— START Material provided —

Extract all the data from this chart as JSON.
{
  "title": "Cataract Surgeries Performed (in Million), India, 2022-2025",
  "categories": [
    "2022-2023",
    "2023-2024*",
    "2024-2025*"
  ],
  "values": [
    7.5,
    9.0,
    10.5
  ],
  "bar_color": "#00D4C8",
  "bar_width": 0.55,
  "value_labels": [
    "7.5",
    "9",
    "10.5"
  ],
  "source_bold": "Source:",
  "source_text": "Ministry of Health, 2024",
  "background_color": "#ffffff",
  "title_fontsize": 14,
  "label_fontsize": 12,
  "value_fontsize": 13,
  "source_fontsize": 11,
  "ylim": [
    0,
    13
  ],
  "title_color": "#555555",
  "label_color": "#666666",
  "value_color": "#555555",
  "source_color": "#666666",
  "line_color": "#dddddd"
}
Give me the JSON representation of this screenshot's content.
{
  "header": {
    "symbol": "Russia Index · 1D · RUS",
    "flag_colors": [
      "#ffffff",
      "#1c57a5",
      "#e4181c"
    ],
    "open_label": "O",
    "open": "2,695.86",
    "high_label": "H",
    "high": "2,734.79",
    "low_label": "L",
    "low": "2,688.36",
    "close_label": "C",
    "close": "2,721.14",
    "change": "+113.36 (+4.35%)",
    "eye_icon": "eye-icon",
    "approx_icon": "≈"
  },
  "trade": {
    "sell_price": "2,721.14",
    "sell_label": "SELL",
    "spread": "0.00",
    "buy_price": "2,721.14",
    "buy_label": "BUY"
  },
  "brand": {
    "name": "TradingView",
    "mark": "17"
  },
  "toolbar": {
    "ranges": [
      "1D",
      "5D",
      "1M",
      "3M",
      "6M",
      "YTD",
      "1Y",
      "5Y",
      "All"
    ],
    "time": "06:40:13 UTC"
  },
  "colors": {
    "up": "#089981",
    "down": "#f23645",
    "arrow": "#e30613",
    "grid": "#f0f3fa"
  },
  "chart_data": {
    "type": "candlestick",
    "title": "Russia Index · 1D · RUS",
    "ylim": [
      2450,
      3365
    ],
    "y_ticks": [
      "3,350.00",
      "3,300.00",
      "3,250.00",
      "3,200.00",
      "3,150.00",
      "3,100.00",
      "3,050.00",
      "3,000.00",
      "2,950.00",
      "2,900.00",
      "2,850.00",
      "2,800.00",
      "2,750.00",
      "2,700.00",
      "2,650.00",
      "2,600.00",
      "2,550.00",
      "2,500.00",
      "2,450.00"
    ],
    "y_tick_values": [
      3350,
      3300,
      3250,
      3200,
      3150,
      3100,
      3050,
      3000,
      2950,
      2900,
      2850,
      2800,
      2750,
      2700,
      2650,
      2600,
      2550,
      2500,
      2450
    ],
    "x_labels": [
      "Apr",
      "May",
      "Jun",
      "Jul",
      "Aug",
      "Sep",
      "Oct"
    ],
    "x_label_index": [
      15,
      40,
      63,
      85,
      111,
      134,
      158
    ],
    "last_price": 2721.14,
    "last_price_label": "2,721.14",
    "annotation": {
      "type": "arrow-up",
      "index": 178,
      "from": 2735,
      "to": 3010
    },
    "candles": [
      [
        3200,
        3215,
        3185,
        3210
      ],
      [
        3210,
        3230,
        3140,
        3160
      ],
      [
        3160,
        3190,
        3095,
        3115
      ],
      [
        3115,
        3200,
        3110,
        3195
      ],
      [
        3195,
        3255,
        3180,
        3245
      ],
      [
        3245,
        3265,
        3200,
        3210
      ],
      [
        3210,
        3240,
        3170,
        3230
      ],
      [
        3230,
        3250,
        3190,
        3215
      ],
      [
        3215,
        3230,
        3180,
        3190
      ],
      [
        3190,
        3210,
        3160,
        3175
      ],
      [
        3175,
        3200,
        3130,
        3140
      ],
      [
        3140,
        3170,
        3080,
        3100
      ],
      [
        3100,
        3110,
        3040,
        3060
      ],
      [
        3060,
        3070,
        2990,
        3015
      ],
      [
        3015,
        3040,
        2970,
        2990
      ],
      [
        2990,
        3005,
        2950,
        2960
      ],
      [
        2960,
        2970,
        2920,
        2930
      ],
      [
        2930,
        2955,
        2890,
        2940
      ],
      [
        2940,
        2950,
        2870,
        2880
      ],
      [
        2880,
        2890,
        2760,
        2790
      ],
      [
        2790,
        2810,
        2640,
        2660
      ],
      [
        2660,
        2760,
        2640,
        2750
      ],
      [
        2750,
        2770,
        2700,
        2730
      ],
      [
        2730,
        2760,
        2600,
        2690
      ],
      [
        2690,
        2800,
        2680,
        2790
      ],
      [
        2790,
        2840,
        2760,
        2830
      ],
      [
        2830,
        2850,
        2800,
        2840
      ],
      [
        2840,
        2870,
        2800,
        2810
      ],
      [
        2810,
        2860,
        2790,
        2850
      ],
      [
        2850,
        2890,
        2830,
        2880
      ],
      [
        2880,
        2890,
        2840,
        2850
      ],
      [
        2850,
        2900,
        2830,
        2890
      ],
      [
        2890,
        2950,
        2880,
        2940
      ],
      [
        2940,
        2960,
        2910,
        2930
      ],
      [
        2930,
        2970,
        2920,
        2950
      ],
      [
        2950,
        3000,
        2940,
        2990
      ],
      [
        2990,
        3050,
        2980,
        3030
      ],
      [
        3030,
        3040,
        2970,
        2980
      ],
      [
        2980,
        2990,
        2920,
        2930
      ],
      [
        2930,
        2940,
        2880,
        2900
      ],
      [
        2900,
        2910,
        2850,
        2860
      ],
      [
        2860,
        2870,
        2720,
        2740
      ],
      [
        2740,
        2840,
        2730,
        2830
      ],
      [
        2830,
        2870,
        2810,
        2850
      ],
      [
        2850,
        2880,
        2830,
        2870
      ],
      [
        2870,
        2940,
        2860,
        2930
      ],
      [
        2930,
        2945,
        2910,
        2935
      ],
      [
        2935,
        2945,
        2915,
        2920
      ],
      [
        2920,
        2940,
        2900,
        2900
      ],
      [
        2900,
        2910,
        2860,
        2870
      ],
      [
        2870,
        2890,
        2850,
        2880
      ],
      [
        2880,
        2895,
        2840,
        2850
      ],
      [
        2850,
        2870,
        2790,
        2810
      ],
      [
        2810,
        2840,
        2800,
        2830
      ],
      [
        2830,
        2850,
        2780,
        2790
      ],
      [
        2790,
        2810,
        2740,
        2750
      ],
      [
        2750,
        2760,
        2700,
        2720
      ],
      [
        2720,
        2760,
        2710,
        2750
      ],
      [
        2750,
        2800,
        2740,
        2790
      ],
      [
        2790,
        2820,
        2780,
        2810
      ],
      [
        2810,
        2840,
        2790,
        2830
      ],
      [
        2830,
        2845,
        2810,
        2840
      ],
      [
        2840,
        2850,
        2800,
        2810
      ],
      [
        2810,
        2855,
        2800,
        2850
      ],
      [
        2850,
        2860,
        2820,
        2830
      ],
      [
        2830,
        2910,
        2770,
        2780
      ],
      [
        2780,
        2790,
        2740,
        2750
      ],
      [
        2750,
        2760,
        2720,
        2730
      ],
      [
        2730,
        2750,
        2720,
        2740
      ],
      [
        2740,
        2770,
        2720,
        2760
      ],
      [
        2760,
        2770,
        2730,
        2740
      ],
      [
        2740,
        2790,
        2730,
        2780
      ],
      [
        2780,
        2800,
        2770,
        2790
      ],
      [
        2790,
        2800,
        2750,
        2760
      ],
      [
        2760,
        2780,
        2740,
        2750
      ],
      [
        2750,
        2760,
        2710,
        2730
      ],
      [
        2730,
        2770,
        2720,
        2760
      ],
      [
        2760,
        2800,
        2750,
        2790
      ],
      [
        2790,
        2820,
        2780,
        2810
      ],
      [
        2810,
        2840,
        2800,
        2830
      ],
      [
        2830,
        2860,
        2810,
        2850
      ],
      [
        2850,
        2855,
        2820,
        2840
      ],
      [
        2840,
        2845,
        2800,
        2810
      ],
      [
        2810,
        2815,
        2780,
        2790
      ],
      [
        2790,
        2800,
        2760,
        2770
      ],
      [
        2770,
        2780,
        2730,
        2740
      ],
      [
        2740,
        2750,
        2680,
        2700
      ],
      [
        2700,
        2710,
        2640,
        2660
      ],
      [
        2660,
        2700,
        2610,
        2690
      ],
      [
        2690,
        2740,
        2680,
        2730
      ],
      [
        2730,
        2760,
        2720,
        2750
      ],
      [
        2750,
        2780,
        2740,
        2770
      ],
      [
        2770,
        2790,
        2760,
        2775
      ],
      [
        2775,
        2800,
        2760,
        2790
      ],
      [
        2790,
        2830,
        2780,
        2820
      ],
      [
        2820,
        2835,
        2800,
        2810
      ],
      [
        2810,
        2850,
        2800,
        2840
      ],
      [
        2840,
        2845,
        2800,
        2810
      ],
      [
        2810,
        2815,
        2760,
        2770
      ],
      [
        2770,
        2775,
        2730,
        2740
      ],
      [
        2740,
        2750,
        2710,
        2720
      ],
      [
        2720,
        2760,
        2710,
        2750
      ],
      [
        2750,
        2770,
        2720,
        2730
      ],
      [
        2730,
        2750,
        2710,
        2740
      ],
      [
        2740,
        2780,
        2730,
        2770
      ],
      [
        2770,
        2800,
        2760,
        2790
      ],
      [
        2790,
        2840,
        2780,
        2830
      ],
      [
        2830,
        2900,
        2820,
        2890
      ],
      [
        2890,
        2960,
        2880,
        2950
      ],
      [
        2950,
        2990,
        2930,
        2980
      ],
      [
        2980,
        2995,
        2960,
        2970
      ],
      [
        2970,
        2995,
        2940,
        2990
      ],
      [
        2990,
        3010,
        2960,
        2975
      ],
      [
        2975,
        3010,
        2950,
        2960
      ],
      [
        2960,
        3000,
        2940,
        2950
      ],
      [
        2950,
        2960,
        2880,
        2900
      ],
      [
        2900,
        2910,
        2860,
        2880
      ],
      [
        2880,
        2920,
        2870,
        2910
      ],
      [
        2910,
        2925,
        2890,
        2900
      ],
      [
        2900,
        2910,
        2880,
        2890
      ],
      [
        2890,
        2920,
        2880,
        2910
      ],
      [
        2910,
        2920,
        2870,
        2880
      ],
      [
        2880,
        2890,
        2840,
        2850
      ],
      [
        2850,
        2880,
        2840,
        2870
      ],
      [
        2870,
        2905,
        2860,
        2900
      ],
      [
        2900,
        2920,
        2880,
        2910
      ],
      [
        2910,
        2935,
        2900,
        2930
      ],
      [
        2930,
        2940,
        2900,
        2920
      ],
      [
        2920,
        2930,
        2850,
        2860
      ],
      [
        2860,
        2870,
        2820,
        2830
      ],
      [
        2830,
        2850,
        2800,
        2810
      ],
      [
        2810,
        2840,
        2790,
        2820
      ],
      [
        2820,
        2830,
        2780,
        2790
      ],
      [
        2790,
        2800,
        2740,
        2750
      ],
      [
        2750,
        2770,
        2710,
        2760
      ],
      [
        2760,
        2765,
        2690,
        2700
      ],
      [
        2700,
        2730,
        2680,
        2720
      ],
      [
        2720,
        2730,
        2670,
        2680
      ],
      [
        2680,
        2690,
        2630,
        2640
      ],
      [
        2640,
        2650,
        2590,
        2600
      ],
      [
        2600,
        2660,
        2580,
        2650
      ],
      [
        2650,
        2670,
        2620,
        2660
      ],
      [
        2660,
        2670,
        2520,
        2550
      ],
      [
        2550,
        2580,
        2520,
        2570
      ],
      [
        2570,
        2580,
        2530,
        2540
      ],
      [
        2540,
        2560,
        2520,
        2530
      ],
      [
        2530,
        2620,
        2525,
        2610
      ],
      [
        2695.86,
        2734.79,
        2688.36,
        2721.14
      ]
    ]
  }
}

— END Material provided —

* _Exercise details_: Check every line for "JSON" and show the ones that have it.

* _Written reply_:
Extract all the data from this chart as JSON.
Give me the JSON representation of this screenshot's content.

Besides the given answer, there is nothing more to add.